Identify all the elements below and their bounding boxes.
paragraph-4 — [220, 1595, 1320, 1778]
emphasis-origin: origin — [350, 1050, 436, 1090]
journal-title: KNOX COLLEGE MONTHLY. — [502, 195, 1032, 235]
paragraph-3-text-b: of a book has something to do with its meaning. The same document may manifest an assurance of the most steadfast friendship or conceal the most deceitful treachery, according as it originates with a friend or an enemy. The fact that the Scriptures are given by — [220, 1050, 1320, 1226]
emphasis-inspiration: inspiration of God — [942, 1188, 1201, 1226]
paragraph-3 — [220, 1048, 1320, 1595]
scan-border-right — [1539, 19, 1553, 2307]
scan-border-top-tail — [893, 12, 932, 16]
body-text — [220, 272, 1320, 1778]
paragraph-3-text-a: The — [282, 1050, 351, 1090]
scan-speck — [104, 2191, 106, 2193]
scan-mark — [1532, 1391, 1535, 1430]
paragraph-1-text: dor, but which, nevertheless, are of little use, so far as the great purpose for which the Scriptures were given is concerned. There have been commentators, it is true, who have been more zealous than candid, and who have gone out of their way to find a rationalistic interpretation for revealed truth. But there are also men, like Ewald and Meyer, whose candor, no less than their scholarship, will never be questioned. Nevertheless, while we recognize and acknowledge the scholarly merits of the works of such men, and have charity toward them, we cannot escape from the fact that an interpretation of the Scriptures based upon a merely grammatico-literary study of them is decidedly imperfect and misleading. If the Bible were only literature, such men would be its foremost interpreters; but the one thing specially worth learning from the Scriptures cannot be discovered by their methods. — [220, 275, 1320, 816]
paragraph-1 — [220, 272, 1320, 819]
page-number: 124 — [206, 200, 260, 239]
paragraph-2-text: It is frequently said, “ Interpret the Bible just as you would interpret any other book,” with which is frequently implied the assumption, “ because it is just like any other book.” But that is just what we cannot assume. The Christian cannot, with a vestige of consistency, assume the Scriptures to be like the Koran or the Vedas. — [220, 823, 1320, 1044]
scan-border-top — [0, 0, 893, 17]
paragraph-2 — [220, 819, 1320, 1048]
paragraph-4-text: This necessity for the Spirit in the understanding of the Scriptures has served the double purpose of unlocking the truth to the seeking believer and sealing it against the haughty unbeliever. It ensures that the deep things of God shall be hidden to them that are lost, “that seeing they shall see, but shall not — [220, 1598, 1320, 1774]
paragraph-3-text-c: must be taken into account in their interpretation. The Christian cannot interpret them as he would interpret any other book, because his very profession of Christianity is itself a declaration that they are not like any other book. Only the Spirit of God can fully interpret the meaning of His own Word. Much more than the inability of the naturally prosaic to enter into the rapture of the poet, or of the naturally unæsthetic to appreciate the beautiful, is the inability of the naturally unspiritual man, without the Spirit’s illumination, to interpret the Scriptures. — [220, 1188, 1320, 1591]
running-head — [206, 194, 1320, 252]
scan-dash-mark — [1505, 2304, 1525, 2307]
┄┄┄┄┄┄┄┄┄┄
> _SET EXERCISE_
Reproduce every line of the listing above, character for character, without changing anything.

> _TASK SOLUTION_
Identify all the elements below and their bounding boxes.
paragraph-4 — [220, 1595, 1320, 1778]
emphasis-origin: origin — [350, 1050, 436, 1090]
journal-title: KNOX COLLEGE MONTHLY. — [502, 195, 1032, 235]
paragraph-3-text-b: of a book has something to do with its meaning. The same document may manifest an assurance of the most steadfast friendship or conceal the most deceitful treachery, according as it originates with a friend or an enemy. The fact that the Scriptures are given by — [220, 1050, 1320, 1226]
emphasis-inspiration: inspiration of God — [942, 1188, 1201, 1226]
paragraph-3 — [220, 1048, 1320, 1595]
scan-border-right — [1539, 19, 1553, 2307]
scan-border-top-tail — [893, 12, 932, 16]
body-text — [220, 272, 1320, 1778]
paragraph-3-text-a: The — [282, 1050, 351, 1090]
scan-speck — [104, 2191, 106, 2193]
scan-mark — [1532, 1391, 1535, 1430]
paragraph-1-text: dor, but which, nevertheless, are of little use, so far as the great purpose for which the Scriptures were given is concerned. There have been commentators, it is true, who have been more zealous than candid, and who have gone out of their way to find a rationalistic interpretation for revealed truth. But there are also men, like Ewald and Meyer, whose candor, no less than their scholarship, will never be questioned. Nevertheless, while we recognize and acknowledge the scholarly merits of the works of such men, and have charity toward them, we cannot escape from the fact that an interpretation of the Scriptures based upon a merely grammatico-literary study of them is decidedly imperfect and misleading. If the Bible were only literature, such men would be its foremost interpreters; but the one thing specially worth learning from the Scriptures cannot be discovered by their methods. — [220, 275, 1320, 816]
paragraph-1 — [220, 272, 1320, 819]
page-number: 124 — [206, 200, 260, 239]
paragraph-2-text: It is frequently said, “ Interpret the Bible just as you would interpret any other book,” with which is frequently implied the assumption, “ because it is just like any other book.” But that is just what we cannot assume. The Christian cannot, with a vestige of consistency, assume the Scriptures to be like the Koran or the Vedas. — [220, 823, 1320, 1044]
scan-border-top — [0, 0, 893, 17]
paragraph-2 — [220, 819, 1320, 1048]
paragraph-4-text: This necessity for the Spirit in the understanding of the Scriptures has served the double purpose of unlocking the truth to the seeking believer and sealing it against the haughty unbeliever. It ensures that the deep things of God shall be hidden to them that are lost, “that seeing they shall see, but shall not — [220, 1598, 1320, 1774]
paragraph-3-text-c: must be taken into account in their interpretation. The Christian cannot interpret them as he would interpret any other book, because his very profession of Christianity is itself a declaration that they are not like any other book. Only the Spirit of God can fully interpret the meaning of His own Word. Much more than the inability of the naturally prosaic to enter into the rapture of the poet, or of the naturally unæsthetic to appreciate the beautiful, is the inability of the naturally unspiritual man, without the Spirit’s illumination, to interpret the Scriptures. — [220, 1188, 1320, 1591]
running-head — [206, 194, 1320, 252]
scan-dash-mark — [1505, 2304, 1525, 2307]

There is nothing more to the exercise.